● **Extract to read**:

::::

Today youth work is growing again. Many churches and some presbyteries,
sometimes in cooperation with others including community groups, employ youth
workers. Parachute and Faith Festival provide annual gatherings of spiritual
challenge and music unconstrained by the tastes of older generations. For some
years now the church has had a national youth co-ordinator.
In some congregations, like St John's in Wellington, there is a strong memory of the glory days of the Presbyterian Bible Class Movement. Enquiring conversations among older people in other congregations as well can produce BC badges from dusty collections of memorabilia and unleash nostalgia for Easter Camps, Bible Class dances and debates, and memories of Presbyterian Harriers and study groups, and of teenage and young adult years in country towns hooning around in their father's cars while their elders fretted over the morality of dancing. Relationships of friendship and often marriage built networks which provided the church with elders missionaries and ministers through the 20th century. They were both challenged and strengthened by the experiences of depression and war and they knew what practical Christian leadership was about. The cohesion and faith of those who knew they could just get together and make things happen can still be a force to be reckoned with. There is still a gleam in many an octogenarian eye of what it has meant to be part of a Christian group which initiated change and adventure.
Formally the Bible Class movement came to an end at a meeting in Blenheim in March 1972. For some years it had been combined with the Methodist movement. Tensions over style, organisational philosophy, social and evangelistic attitudes and theology came to a tipping point when neither ecumenically or denominationally was there the leadership available among youth themselves or from the church capable of generating a new vision. It has taken time to rebuild, and the changing cultures of society in the 35 years since have led to different ways of doing things. A cultural swing towards new patterns of group belonging and generations spared some of the intensive debates about identity has created new opportunities. It may be surprising to discover how much of the vision of the early founders of the movement has a freshness and relevance.

::::

● **Set task**:
Reproduce word for word the part of the passage on Presbyterian youth work that begins at the words "Formally the Bible" and ends after "freshness and relevance.".

::::

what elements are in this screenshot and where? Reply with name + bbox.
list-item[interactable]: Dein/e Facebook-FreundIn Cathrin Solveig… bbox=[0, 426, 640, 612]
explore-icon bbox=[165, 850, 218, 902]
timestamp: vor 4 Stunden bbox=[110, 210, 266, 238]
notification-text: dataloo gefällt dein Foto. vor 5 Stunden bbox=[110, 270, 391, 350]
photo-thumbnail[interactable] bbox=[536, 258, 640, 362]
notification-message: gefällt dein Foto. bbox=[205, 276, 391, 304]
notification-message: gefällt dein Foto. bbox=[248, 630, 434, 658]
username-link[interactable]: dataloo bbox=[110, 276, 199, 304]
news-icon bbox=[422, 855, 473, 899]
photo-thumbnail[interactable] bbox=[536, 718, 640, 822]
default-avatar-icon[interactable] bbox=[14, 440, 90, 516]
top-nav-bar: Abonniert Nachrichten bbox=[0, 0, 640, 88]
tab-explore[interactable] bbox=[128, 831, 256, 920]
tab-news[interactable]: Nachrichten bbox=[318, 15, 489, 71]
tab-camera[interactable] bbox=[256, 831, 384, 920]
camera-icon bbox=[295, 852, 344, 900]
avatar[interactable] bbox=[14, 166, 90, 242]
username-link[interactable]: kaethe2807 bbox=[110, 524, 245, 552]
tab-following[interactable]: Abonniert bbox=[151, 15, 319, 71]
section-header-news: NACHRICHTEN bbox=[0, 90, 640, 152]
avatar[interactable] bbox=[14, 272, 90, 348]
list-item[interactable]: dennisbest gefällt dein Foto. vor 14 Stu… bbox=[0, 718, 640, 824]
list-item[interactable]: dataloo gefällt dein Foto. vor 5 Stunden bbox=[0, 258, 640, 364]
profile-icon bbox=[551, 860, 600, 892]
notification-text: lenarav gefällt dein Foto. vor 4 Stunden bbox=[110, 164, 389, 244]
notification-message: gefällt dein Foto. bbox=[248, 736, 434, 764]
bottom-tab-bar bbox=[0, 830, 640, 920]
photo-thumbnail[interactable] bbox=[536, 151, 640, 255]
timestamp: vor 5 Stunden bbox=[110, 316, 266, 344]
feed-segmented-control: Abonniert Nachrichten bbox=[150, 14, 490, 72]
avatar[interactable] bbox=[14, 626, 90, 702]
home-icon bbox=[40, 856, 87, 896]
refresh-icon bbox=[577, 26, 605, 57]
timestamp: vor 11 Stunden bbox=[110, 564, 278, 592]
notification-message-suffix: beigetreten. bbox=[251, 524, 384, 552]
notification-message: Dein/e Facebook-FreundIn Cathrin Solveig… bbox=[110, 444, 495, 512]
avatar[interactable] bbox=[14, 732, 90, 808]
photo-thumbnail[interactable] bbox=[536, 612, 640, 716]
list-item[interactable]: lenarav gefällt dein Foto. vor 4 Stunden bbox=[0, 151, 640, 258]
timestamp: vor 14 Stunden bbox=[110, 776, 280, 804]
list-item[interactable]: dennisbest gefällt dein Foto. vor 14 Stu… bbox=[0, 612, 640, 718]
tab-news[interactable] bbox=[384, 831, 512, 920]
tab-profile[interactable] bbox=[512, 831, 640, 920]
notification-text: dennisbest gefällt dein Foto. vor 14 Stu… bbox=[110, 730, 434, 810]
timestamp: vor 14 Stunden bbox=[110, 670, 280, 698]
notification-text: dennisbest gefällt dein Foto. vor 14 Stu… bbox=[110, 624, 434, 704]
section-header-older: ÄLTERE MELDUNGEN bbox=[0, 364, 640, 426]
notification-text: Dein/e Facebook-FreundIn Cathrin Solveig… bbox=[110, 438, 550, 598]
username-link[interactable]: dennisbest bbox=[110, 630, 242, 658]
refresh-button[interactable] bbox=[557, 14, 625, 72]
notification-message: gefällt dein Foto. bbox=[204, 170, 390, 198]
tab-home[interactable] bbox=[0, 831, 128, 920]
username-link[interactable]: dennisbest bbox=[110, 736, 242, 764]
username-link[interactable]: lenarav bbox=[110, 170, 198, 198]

::::

● **Solved problem**:
Formally the Bible Class movement came to an end at a meeting in Blenheim in March 1972. For some years it had been combined with the Methodist movement. Tensions over style, organisational philosophy, social and evangelistic attitudes and theology came to a tipping point when neither ecumenically or denominationally was there the leadership available among youth themselves or from the church capable of generating a new vision. It has taken time to rebuild, and the changing cultures of society in the 35 years since have led to different ways of doing things. A cultural swing towards new patterns of group belonging and generations spared some of the intensive debates about identity has created new opportunities. It may be surprising to discover how much of the vision of the early founders of the movement has a freshness and relevance.